Problem to work on — Reproduce each line exactly.
--- START ---
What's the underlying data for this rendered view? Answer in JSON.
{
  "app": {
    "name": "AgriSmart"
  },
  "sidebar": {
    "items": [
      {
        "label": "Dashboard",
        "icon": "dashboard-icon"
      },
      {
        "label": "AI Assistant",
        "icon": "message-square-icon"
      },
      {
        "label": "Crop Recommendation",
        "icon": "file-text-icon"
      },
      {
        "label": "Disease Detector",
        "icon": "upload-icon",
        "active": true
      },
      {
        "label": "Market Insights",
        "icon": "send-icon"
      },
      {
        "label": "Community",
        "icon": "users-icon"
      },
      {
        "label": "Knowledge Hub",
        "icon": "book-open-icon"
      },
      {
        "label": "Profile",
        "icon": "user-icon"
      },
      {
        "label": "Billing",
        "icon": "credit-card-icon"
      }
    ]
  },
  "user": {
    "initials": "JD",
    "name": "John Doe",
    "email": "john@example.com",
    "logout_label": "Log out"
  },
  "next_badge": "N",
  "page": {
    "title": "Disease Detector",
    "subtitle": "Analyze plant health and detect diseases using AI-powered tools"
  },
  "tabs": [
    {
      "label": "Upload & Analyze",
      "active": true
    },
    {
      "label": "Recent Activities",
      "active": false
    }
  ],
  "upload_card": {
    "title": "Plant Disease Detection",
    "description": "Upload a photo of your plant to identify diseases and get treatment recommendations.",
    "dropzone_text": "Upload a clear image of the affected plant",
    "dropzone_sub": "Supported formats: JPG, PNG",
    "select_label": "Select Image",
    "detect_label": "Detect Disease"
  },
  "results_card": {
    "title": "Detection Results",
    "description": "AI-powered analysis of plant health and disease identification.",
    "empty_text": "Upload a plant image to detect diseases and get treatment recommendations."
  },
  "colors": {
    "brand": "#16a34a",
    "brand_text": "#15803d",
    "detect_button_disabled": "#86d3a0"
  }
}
--- END ---
Worked solution —
What's the underlying data for this rendered view? Answer in JSON.
{
  "app": {
    "name": "AgriSmart"
  },
  "sidebar": {
    "items": [
      {
        "label": "Dashboard",
        "icon": "dashboard-icon"
      },
      {
        "label": "AI Assistant",
        "icon": "message-square-icon"
      },
      {
        "label": "Crop Recommendation",
        "icon": "file-text-icon"
      },
      {
        "label": "Disease Detector",
        "icon": "upload-icon",
        "active": true
      },
      {
        "label": "Market Insights",
        "icon": "send-icon"
      },
      {
        "label": "Community",
        "icon": "users-icon"
      },
      {
        "label": "Knowledge Hub",
        "icon": "book-open-icon"
      },
      {
        "label": "Profile",
        "icon": "user-icon"
      },
      {
        "label": "Billing",
        "icon": "credit-card-icon"
      }
    ]
  },
  "user": {
    "initials": "JD",
    "name": "John Doe",
    "email": "john@example.com",
    "logout_label": "Log out"
  },
  "next_badge": "N",
  "page": {
    "title": "Disease Detector",
    "subtitle": "Analyze plant health and detect diseases using AI-powered tools"
  },
  "tabs": [
    {
      "label": "Upload & Analyze",
      "active": true
    },
    {
      "label": "Recent Activities",
      "active": false
    }
  ],
  "upload_card": {
    "title": "Plant Disease Detection",
    "description": "Upload a photo of your plant to identify diseases and get treatment recommendations.",
    "dropzone_text": "Upload a clear image of the affected plant",
    "dropzone_sub": "Supported formats: JPG, PNG",
    "select_label": "Select Image",
    "detect_label": "Detect Disease"
  },
  "results_card": {
    "title": "Detection Results",
    "description": "AI-powered analysis of plant health and disease identification.",
    "empty_text": "Upload a plant image to detect diseases and get treatment recommendations."
  },
  "colors": {
    "brand": "#16a34a",
    "brand_text": "#15803d",
    "detect_button_disabled": "#86d3a0"
  }
}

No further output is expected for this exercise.